Provided material -

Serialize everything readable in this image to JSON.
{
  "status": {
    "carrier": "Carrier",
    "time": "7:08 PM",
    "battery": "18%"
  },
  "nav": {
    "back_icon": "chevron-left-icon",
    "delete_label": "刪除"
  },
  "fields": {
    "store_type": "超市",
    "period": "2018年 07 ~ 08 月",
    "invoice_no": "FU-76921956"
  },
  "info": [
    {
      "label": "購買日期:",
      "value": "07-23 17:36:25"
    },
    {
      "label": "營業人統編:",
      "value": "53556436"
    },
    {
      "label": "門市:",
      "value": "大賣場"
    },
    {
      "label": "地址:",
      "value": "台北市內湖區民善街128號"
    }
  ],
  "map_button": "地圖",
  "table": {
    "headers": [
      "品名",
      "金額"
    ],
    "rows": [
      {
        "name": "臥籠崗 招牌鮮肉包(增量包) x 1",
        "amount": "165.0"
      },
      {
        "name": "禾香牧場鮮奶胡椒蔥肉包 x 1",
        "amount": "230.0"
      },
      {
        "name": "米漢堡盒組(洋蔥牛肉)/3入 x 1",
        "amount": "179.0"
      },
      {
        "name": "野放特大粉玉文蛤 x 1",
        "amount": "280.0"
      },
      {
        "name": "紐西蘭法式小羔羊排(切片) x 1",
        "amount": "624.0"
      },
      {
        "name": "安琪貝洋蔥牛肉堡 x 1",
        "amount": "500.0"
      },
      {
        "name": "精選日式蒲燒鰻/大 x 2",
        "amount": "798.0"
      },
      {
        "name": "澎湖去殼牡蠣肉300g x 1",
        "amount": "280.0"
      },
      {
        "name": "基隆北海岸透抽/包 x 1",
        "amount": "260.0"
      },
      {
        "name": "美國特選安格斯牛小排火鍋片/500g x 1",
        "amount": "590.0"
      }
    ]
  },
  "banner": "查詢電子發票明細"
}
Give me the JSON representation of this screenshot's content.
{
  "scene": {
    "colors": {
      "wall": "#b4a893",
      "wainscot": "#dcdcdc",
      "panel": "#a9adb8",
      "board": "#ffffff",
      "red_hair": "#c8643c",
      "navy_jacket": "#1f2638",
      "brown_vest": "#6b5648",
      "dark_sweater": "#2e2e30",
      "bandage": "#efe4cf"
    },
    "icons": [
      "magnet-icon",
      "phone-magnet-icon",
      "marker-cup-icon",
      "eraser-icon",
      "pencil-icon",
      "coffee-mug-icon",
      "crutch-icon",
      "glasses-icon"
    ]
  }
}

Exercise goal -
Find the line containing "Give me the". Reproduce it exactly, along with every line after it through the last.

Output of the exercise -
Give me the JSON representation of this screenshot's content.
{
  "scene": {
    "colors": {
      "wall": "#b4a893",
      "wainscot": "#dcdcdc",
      "panel": "#a9adb8",
      "board": "#ffffff",
      "red_hair": "#c8643c",
      "navy_jacket": "#1f2638",
      "brown_vest": "#6b5648",
      "dark_sweater": "#2e2e30",
      "bandage": "#efe4cf"
    },
    "icons": [
      "magnet-icon",
      "phone-magnet-icon",
      "marker-cup-icon",
      "eraser-icon",
      "pencil-icon",
      "coffee-mug-icon",
      "crutch-icon",
      "glasses-icon"
    ]
  }
}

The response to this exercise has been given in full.